Problem requirements:
Give the lines again exactly, from the one holding "Convert this screenshot" to the last line of the listing below, both ends included and nothing added.

Extracted records:
▬▬▬▬▬▬▬▬▬▬

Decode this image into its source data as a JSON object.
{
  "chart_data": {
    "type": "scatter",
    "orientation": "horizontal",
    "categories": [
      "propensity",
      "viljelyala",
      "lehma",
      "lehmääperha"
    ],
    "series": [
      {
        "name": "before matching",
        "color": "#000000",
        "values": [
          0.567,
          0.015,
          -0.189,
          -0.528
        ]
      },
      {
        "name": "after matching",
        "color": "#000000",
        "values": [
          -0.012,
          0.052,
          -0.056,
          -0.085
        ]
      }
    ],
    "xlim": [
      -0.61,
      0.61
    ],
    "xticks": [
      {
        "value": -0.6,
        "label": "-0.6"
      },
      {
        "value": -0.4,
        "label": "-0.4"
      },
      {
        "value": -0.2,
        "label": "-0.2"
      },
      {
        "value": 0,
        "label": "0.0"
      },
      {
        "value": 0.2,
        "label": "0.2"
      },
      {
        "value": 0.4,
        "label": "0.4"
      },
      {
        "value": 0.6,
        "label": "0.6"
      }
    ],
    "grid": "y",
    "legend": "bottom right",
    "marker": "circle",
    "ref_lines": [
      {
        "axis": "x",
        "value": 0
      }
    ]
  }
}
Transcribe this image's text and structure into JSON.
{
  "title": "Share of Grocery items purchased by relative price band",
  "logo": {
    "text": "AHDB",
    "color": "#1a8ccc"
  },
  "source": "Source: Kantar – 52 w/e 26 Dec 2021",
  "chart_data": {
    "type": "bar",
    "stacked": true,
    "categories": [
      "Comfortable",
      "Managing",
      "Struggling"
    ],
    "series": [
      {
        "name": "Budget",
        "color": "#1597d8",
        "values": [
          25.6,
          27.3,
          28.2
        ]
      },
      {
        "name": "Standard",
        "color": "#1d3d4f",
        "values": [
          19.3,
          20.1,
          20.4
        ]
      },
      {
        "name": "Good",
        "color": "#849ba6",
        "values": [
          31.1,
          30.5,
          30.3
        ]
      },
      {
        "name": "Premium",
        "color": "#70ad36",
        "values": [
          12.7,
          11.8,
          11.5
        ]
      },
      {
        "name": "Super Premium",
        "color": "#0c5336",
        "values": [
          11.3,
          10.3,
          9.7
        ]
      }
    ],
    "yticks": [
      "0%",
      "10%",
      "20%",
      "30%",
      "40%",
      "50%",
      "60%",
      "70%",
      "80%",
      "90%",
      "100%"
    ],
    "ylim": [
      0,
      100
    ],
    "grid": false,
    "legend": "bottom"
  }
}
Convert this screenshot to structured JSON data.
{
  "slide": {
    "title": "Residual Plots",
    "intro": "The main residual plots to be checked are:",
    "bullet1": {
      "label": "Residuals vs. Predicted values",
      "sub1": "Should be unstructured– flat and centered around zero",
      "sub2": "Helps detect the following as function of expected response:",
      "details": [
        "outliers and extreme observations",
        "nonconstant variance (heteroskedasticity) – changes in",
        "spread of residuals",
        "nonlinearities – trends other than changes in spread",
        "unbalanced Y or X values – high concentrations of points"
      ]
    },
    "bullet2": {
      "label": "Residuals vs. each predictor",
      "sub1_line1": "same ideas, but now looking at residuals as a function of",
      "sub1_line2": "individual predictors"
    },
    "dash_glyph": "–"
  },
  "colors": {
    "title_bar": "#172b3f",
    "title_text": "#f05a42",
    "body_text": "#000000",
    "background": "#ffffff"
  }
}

▬▬▬▬▬▬▬▬▬▬

Task result:
Convert this screenshot to structured JSON data.
{
  "slide": {
    "title": "Residual Plots",
    "intro": "The main residual plots to be checked are:",
    "bullet1": {
      "label": "Residuals vs. Predicted values",
      "sub1": "Should be unstructured– flat and centered around zero",
      "sub2": "Helps detect the following as function of expected response:",
      "details": [
        "outliers and extreme observations",
        "nonconstant variance (heteroskedasticity) – changes in",
        "spread of residuals",
        "nonlinearities – trends other than changes in spread",
        "unbalanced Y or X values – high concentrations of points"
      ]
    },
    "bullet2": {
      "label": "Residuals vs. each predictor",
      "sub1_line1": "same ideas, but now looking at residuals as a function of",
      "sub1_line2": "individual predictors"
    },
    "dash_glyph": "–"
  },
  "colors": {
    "title_bar": "#172b3f",
    "title_text": "#f05a42",
    "body_text": "#000000",
    "background": "#ffffff"
  }
}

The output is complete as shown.